:: TASK REQUIREMENTS ::
Can you retype every record below exactly as written?

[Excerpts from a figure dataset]
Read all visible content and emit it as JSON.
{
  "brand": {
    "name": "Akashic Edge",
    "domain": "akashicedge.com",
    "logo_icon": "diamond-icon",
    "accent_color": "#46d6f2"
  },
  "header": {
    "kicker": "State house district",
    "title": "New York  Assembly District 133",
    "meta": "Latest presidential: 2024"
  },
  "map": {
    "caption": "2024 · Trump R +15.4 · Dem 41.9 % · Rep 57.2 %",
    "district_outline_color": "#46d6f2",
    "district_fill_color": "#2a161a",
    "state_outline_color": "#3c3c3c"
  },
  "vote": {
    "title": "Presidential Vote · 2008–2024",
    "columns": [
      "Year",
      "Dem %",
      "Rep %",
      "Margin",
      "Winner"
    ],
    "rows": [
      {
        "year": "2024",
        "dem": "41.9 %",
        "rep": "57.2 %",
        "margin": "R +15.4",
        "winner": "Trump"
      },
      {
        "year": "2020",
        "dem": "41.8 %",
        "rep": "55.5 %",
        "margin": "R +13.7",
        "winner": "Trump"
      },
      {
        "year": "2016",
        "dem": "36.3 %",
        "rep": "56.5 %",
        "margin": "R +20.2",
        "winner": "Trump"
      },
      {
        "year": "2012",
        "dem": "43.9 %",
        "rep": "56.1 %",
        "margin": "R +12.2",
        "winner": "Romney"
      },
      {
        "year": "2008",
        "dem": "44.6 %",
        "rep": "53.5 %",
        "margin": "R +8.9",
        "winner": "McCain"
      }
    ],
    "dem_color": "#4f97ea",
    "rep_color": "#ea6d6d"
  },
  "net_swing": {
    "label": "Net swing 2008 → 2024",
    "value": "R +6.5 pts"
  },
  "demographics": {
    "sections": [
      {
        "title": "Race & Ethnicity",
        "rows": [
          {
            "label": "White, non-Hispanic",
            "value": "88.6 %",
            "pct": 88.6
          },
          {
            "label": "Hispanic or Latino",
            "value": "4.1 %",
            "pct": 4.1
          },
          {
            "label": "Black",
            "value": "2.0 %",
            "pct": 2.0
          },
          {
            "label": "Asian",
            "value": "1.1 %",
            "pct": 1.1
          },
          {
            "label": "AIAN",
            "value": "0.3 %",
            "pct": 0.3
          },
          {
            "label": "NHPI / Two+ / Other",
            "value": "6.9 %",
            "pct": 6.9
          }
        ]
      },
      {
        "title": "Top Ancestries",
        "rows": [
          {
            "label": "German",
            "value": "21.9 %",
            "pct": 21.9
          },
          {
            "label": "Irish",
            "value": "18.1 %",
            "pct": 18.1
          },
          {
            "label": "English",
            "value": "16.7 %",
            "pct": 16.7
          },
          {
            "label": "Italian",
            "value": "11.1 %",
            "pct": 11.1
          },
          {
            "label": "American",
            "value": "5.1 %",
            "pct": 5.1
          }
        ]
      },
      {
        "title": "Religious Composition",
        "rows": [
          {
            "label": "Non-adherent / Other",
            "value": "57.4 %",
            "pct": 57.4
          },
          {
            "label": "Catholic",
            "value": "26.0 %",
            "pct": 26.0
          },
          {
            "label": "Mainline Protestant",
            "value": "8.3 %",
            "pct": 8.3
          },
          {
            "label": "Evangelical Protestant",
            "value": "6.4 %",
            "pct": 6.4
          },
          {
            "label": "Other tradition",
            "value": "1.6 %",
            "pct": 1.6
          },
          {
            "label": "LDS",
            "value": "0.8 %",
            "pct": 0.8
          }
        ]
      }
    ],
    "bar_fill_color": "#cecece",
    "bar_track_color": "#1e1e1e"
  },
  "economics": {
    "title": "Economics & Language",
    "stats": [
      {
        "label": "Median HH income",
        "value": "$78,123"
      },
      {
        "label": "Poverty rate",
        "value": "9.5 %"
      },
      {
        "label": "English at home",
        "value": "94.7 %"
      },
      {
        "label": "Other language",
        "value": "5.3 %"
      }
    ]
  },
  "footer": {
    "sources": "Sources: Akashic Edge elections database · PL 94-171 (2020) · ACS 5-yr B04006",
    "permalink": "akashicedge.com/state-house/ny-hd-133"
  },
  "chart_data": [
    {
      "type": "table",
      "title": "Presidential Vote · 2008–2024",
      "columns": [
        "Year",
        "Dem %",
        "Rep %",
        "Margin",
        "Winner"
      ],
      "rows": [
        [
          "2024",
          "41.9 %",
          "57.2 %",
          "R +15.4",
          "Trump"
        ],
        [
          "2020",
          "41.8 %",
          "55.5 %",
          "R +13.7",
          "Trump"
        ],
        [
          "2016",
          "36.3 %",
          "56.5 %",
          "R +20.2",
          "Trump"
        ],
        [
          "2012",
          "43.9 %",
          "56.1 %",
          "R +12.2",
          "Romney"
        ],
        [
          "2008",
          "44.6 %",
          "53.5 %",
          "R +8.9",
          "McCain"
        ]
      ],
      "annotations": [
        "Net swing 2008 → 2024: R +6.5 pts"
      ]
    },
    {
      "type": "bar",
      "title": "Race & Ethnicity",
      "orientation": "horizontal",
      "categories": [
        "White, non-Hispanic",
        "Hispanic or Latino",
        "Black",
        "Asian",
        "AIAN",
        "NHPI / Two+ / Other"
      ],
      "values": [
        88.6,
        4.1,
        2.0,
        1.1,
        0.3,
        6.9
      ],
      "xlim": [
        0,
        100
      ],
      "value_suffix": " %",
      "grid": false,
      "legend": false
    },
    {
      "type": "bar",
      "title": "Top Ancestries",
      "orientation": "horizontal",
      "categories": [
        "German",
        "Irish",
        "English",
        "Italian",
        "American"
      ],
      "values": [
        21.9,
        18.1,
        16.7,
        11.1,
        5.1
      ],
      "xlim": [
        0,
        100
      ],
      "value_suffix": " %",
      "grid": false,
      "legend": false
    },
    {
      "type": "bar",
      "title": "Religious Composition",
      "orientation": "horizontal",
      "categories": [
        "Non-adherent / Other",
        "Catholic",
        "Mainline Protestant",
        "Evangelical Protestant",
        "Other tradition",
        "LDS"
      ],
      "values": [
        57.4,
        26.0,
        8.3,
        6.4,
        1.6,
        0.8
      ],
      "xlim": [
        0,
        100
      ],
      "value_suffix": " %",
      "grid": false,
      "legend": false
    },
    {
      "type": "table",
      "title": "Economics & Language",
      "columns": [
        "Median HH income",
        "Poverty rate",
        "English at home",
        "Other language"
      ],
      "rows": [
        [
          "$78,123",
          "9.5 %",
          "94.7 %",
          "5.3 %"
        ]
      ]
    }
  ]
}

:: EXERCISE RESULT ::
Read all visible content and emit it as JSON.
{
  "brand": {
    "name": "Akashic Edge",
    "domain": "akashicedge.com",
    "logo_icon": "diamond-icon",
    "accent_color": "#46d6f2"
  },
  "header": {
    "kicker": "State house district",
    "title": "New York  Assembly District 133",
    "meta": "Latest presidential: 2024"
  },
  "map": {
    "caption": "2024 · Trump R +15.4 · Dem 41.9 % · Rep 57.2 %",
    "district_outline_color": "#46d6f2",
    "district_fill_color": "#2a161a",
    "state_outline_color": "#3c3c3c"
  },
  "vote": {
    "title": "Presidential Vote · 2008–2024",
    "columns": [
      "Year",
      "Dem %",
      "Rep %",
      "Margin",
      "Winner"
    ],
    "rows": [
      {
        "year": "2024",
        "dem": "41.9 %",
        "rep": "57.2 %",
        "margin": "R +15.4",
        "winner": "Trump"
      },
      {
        "year": "2020",
        "dem": "41.8 %",
        "rep": "55.5 %",
        "margin": "R +13.7",
        "winner": "Trump"
      },
      {
        "year": "2016",
        "dem": "36.3 %",
        "rep": "56.5 %",
        "margin": "R +20.2",
        "winner": "Trump"
      },
      {
        "year": "2012",
        "dem": "43.9 %",
        "rep": "56.1 %",
        "margin": "R +12.2",
        "winner": "Romney"
      },
      {
        "year": "2008",
        "dem": "44.6 %",
        "rep": "53.5 %",
        "margin": "R +8.9",
        "winner": "McCain"
      }
    ],
    "dem_color": "#4f97ea",
    "rep_color": "#ea6d6d"
  },
  "net_swing": {
    "label": "Net swing 2008 → 2024",
    "value": "R +6.5 pts"
  },
  "demographics": {
    "sections": [
      {
        "title": "Race & Ethnicity",
        "rows": [
          {
            "label": "White, non-Hispanic",
            "value": "88.6 %",
            "pct": 88.6
          },
          {
            "label": "Hispanic or Latino",
            "value": "4.1 %",
            "pct": 4.1
          },
          {
            "label": "Black",
            "value": "2.0 %",
            "pct": 2.0
          },
          {
            "label": "Asian",
            "value": "1.1 %",
            "pct": 1.1
          },
          {
            "label": "AIAN",
            "value": "0.3 %",
            "pct": 0.3
          },
          {
            "label": "NHPI / Two+ / Other",
            "value": "6.9 %",
            "pct": 6.9
          }
        ]
      },
      {
        "title": "Top Ancestries",
        "rows": [
          {
            "label": "German",
            "value": "21.9 %",
            "pct": 21.9
          },
          {
            "label": "Irish",
            "value": "18.1 %",
            "pct": 18.1
          },
          {
            "label": "English",
            "value": "16.7 %",
            "pct": 16.7
          },
          {
            "label": "Italian",
            "value": "11.1 %",
            "pct": 11.1
          },
          {
            "label": "American",
            "value": "5.1 %",
            "pct": 5.1
          }
        ]
      },
      {
        "title": "Religious Composition",
        "rows": [
          {
            "label": "Non-adherent / Other",
            "value": "57.4 %",
            "pct": 57.4
          },
          {
            "label": "Catholic",
            "value": "26.0 %",
            "pct": 26.0
          },
          {
            "label": "Mainline Protestant",
            "value": "8.3 %",
            "pct": 8.3
          },
          {
            "label": "Evangelical Protestant",
            "value": "6.4 %",
            "pct": 6.4
          },
          {
            "label": "Other tradition",
            "value": "1.6 %",
            "pct": 1.6
          },
          {
            "label": "LDS",
            "value": "0.8 %",
            "pct": 0.8
          }
        ]
      }
    ],
    "bar_fill_color": "#cecece",
    "bar_track_color": "#1e1e1e"
  },
  "economics": {
    "title": "Economics & Language",
    "stats": [
      {
        "label": "Median HH income",
        "value": "$78,123"
      },
      {
        "label": "Poverty rate",
        "value": "9.5 %"
      },
      {
        "label": "English at home",
        "value": "94.7 %"
      },
      {
        "label": "Other language",
        "value": "5.3 %"
      }
    ]
  },
  "footer": {
    "sources": "Sources: Akashic Edge elections database · PL 94-171 (2020) · ACS 5-yr B04006",
    "permalink": "akashicedge.com/state-house/ny-hd-133"
  },
  "chart_data": [
    {
      "type": "table",
      "title": "Presidential Vote · 2008–2024",
      "columns": [
        "Year",
        "Dem %",
        "Rep %",
        "Margin",
        "Winner"
      ],
      "rows": [
        [
          "2024",
          "41.9 %",
          "57.2 %",
          "R +15.4",
          "Trump"
        ],
        [
          "2020",
          "41.8 %",
          "55.5 %",
          "R +13.7",
          "Trump"
        ],
        [
          "2016",
          "36.3 %",
          "56.5 %",
          "R +20.2",
          "Trump"
        ],
        [
          "2012",
          "43.9 %",
          "56.1 %",
          "R +12.2",
          "Romney"
        ],
        [
          "2008",
          "44.6 %",
          "53.5 %",
          "R +8.9",
          "McCain"
        ]
      ],
      "annotations": [
        "Net swing 2008 → 2024: R +6.5 pts"
      ]
    },
    {
      "type": "bar",
      "title": "Race & Ethnicity",
      "orientation": "horizontal",
      "categories": [
        "White, non-Hispanic",
        "Hispanic or Latino",
        "Black",
        "Asian",
        "AIAN",
        "NHPI / Two+ / Other"
      ],
      "values": [
        88.6,
        4.1,
        2.0,
        1.1,
        0.3,
        6.9
      ],
      "xlim": [
        0,
        100
      ],
      "value_suffix": " %",
      "grid": false,
      "legend": false
    },
    {
      "type": "bar",
      "title": "Top Ancestries",
      "orientation": "horizontal",
      "categories": [
        "German",
        "Irish",
        "English",
        "Italian",
        "American"
      ],
      "values": [
        21.9,
        18.1,
        16.7,
        11.1,
        5.1
      ],
      "xlim": [
        0,
        100
      ],
      "value_suffix": " %",
      "grid": false,
      "legend": false
    },
    {
      "type": "bar",
      "title": "Religious Composition",
      "orientation": "horizontal",
      "categories": [
        "Non-adherent / Other",
        "Catholic",
        "Mainline Protestant",
        "Evangelical Protestant",
        "Other tradition",
        "LDS"
      ],
      "values": [
        57.4,
        26.0,
        8.3,
        6.4,
        1.6,
        0.8
      ],
      "xlim": [
        0,
        100
      ],
      "value_suffix": " %",
      "grid": false,
      "legend": false
    },
    {
      "type": "table",
      "title": "Economics & Language",
      "columns": [
        "Median HH income",
        "Poverty rate",
        "English at home",
        "Other language"
      ],
      "rows": [
        [
          "$78,123",
          "9.5 %",
          "94.7 %",
          "5.3 %"
        ]
      ]
    }
  ]
}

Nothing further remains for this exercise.